• THE REQUEST
Quote the records beneath, complete and exact. Leave out images.

• MATERIAL FOR THIS EXERCISE
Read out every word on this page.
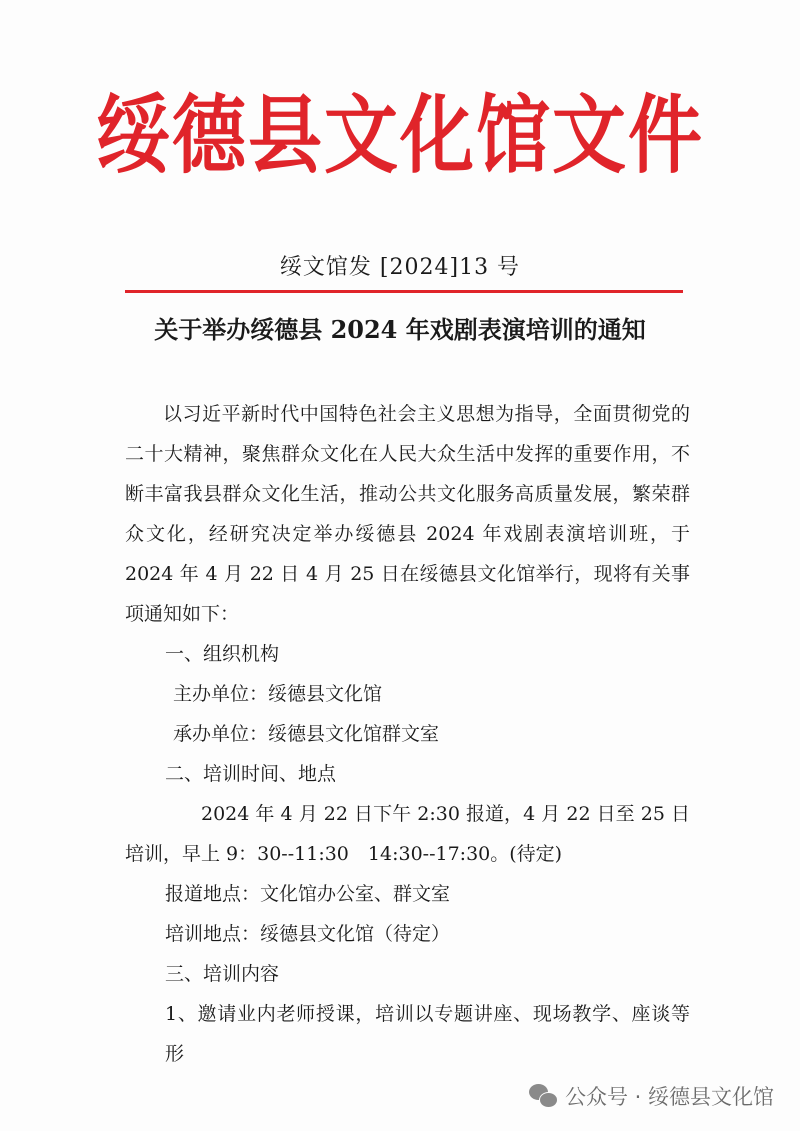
绥德县文化馆文件
绥文馆发 [2024]13 号
关于举办绥德县 2024 年戏剧表演培训的通知

以习近平新时代中国特色社会主义思想为指导，全面贯彻党的二十大精神，聚焦群众文化在人民大众生活中发挥的重要作用，不断丰富我县群众文化生活，推动公共文化服务高质量发展，繁荣群众文化，经研究决定举办绥德县 2024 年戏剧表演培训班，于 2024 年 4 月 22 日 4 月 25 日在绥德县文化馆举行，现将有关事项通知如下：

一、组织机构

主办单位：绥德县文化馆

承办单位：绥德县文化馆群文室

二、培训时间、地点

2024 年 4 月 22 日下午 2:30 报道，4 月 22 日至 25 日培训，早上 9：30--11:30　14:30--17:30。(待定)

报道地点：文化馆办公室、群文室

培训地点：绥德县文化馆（待定）

三、培训内容

1、邀请业内老师授课，培训以专题讲座、现场教学、座谈等形

公众号 · 绥德县文化馆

• RESULT FOR THIS TASK
Read out every word on this page.
绥德县文化馆文件
绥文馆发 [2024]13 号
关于举办绥德县 2024 年戏剧表演培训的通知

以习近平新时代中国特色社会主义思想为指导，全面贯彻党的二十大精神，聚焦群众文化在人民大众生活中发挥的重要作用，不断丰富我县群众文化生活，推动公共文化服务高质量发展，繁荣群众文化，经研究决定举办绥德县 2024 年戏剧表演培训班，于 2024 年 4 月 22 日 4 月 25 日在绥德县文化馆举行，现将有关事项通知如下：

一、组织机构

主办单位：绥德县文化馆

承办单位：绥德县文化馆群文室

二、培训时间、地点

2024 年 4 月 22 日下午 2:30 报道，4 月 22 日至 25 日培训，早上 9：30--11:30　14:30--17:30。(待定)

报道地点：文化馆办公室、群文室

培训地点：绥德县文化馆（待定）

三、培训内容

1、邀请业内老师授课，培训以专题讲座、现场教学、座谈等形

公众号 · 绥德县文化馆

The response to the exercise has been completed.